◆ GIVEN INSTRUCTION
Below is some material; set it all down exactly, apart from the pictures.

----- SUPPLIED MATERIAL

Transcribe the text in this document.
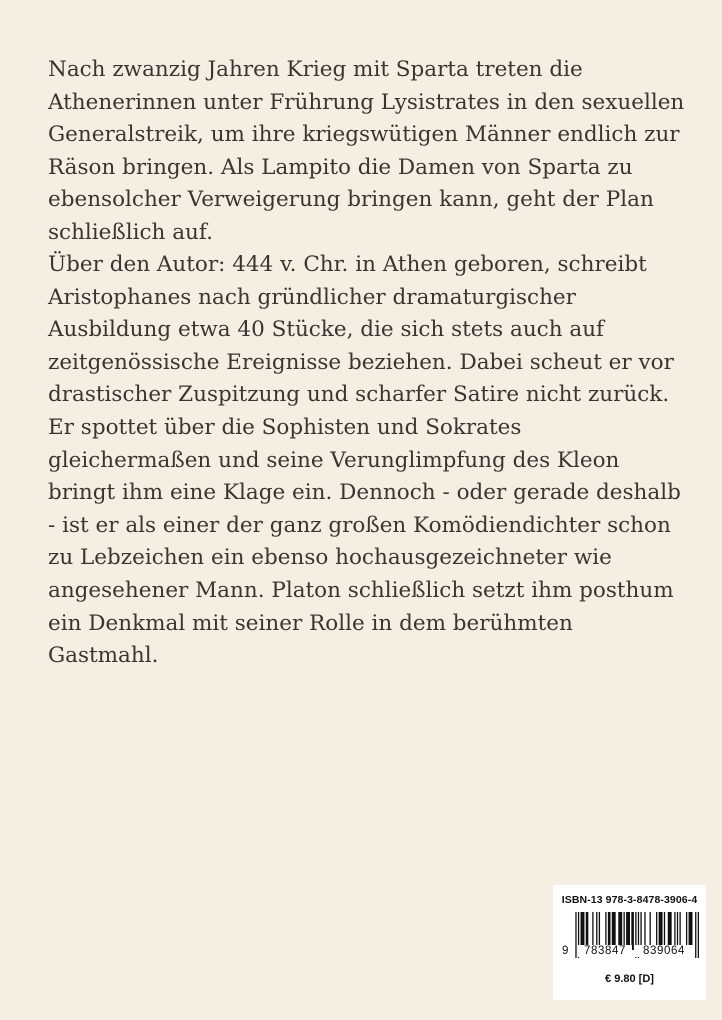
Nach zwanzig Jahren Krieg mit Sparta treten die Athenerinnen unter Frührung Lysistrates in den sexuellen Generalstreik, um ihre kriegswütigen Männer endlich zur Räson bringen. Als Lampito die Damen von Sparta zu ebensolcher Verweigerung bringen kann, geht der Plan schließlich auf.

Über den Autor: 444 v. Chr. in Athen geboren, schreibt Aristophanes nach gründlicher dramaturgischer Ausbildung etwa 40 Stücke, die sich stets auch auf zeitgenössische Ereignisse beziehen. Dabei scheut er vor drastischer Zuspitzung und scharfer Satire nicht zurück. Er spottet über die Sophisten und Sokrates gleichermaßen und seine Verunglimpfung des Kleon bringt ihm eine Klage ein. Dennoch - oder gerade deshalb - ist er als einer der ganz großen Komödiendichter schon zu Lebzeichen ein ebenso hochausgezeichneter wie angesehener Mann. Platon schließlich setzt ihm posthum ein Denkmal mit seiner Rolle in dem berühmten Gastmahl.

ISBN-13 978-3-8478-3906-4
9	783847	839064
€ 9.80 [D]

----------

◆ ANSWER FOR THIS EXERCISE
Transcribe the text in this document.
Nach zwanzig Jahren Krieg mit Sparta treten die Athenerinnen unter Frührung Lysistrates in den sexuellen Generalstreik, um ihre kriegswütigen Männer endlich zur Räson bringen. Als Lampito die Damen von Sparta zu ebensolcher Verweigerung bringen kann, geht der Plan schließlich auf.

Über den Autor: 444 v. Chr. in Athen geboren, schreibt Aristophanes nach gründlicher dramaturgischer Ausbildung etwa 40 Stücke, die sich stets auch auf zeitgenössische Ereignisse beziehen. Dabei scheut er vor drastischer Zuspitzung und scharfer Satire nicht zurück. Er spottet über die Sophisten und Sokrates gleichermaßen und seine Verunglimpfung des Kleon bringt ihm eine Klage ein. Dennoch - oder gerade deshalb - ist er als einer der ganz großen Komödiendichter schon zu Lebzeichen ein ebenso hochausgezeichneter wie angesehener Mann. Platon schließlich setzt ihm posthum ein Denkmal mit seiner Rolle in dem berühmten Gastmahl.

ISBN-13 978-3-8478-3906-4
9	783847	839064
€ 9.80 [D]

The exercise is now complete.